**What you need to do**: Reproduce the listing exactly, with no pictures in your copy.

**Given information**:
——————

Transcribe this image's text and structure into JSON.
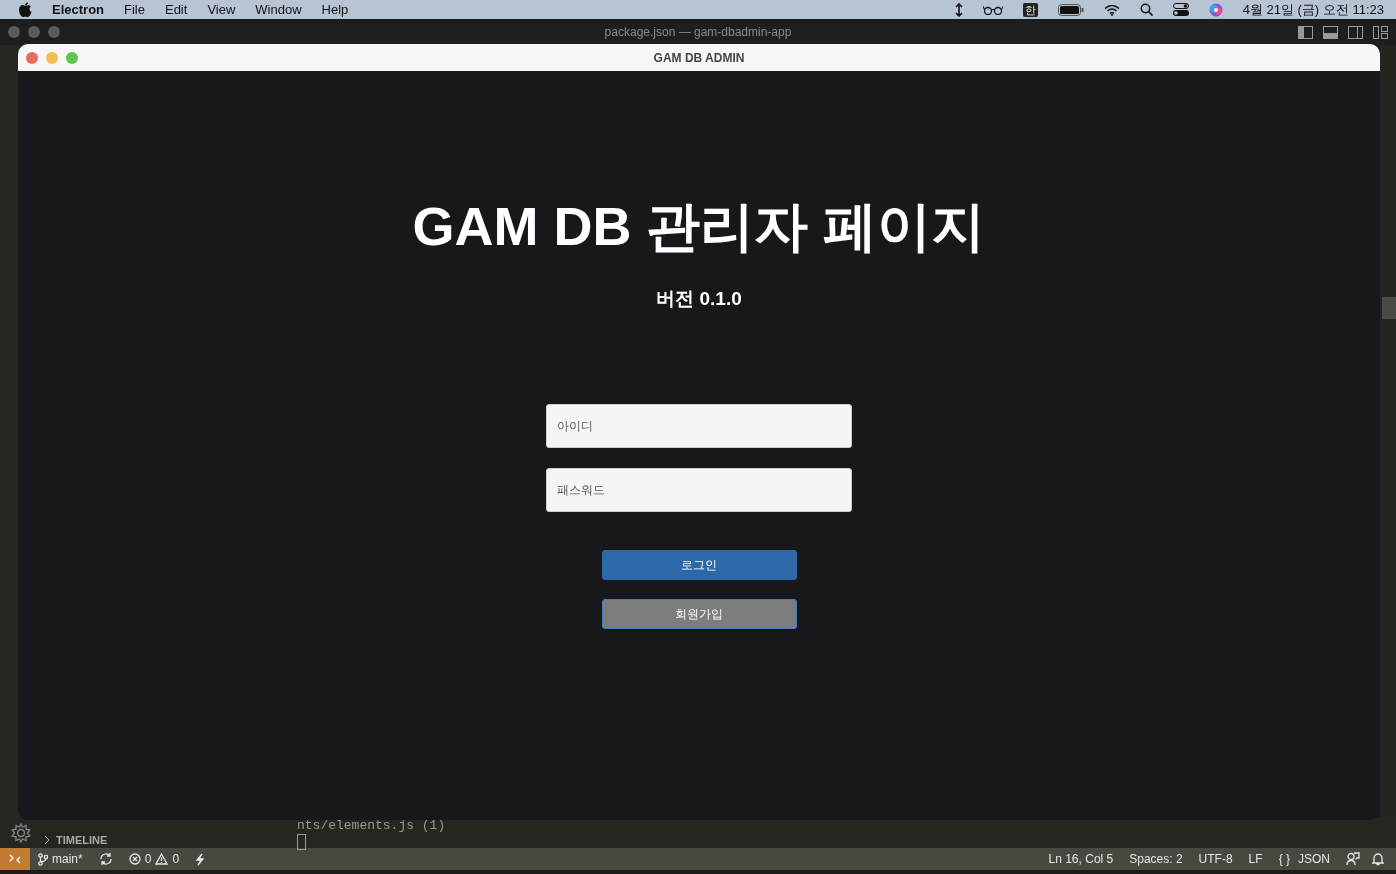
{
  "menu_bar": {
    "app_name": "Electron",
    "menus": [
      "File",
      "Edit",
      "View",
      "Window",
      "Help"
    ],
    "input_indicator": "한",
    "clock": "4월 21일 (금) 오전 11:23"
  },
  "editor_window": {
    "title": "package.json — gam-dbadmin-app",
    "timeline_label": "TIMELINE",
    "terminal_line": "nts/elements.js (1)",
    "status_bar": {
      "branch": "main*",
      "errors": "0",
      "warnings": "0",
      "cursor": "Ln 16, Col 5",
      "indent": "Spaces: 2",
      "encoding": "UTF-8",
      "eol": "LF",
      "language_icon": "{ }",
      "language": "JSON"
    }
  },
  "app_window": {
    "title": "GAM DB ADMIN",
    "heading": "GAM DB 관리자 페이지",
    "version": "버전 0.1.0",
    "fields": [
      {
        "placeholder": "아이디"
      },
      {
        "placeholder": "패스워드"
      }
    ],
    "buttons": [
      {
        "label": "로그인",
        "kind": "primary"
      },
      {
        "label": "회원가입",
        "kind": "secondary"
      }
    ]
  }
}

——————

**Exercise result**:
Transcribe this image's text and structure into JSON.
{
  "menu_bar": {
    "app_name": "Electron",
    "menus": [
      "File",
      "Edit",
      "View",
      "Window",
      "Help"
    ],
    "input_indicator": "한",
    "clock": "4월 21일 (금) 오전 11:23"
  },
  "editor_window": {
    "title": "package.json — gam-dbadmin-app",
    "timeline_label": "TIMELINE",
    "terminal_line": "nts/elements.js (1)",
    "status_bar": {
      "branch": "main*",
      "errors": "0",
      "warnings": "0",
      "cursor": "Ln 16, Col 5",
      "indent": "Spaces: 2",
      "encoding": "UTF-8",
      "eol": "LF",
      "language_icon": "{ }",
      "language": "JSON"
    }
  },
  "app_window": {
    "title": "GAM DB ADMIN",
    "heading": "GAM DB 관리자 페이지",
    "version": "버전 0.1.0",
    "fields": [
      {
        "placeholder": "아이디"
      },
      {
        "placeholder": "패스워드"
      }
    ],
    "buttons": [
      {
        "label": "로그인",
        "kind": "primary"
      },
      {
        "label": "회원가입",
        "kind": "secondary"
      }
    ]
  }
}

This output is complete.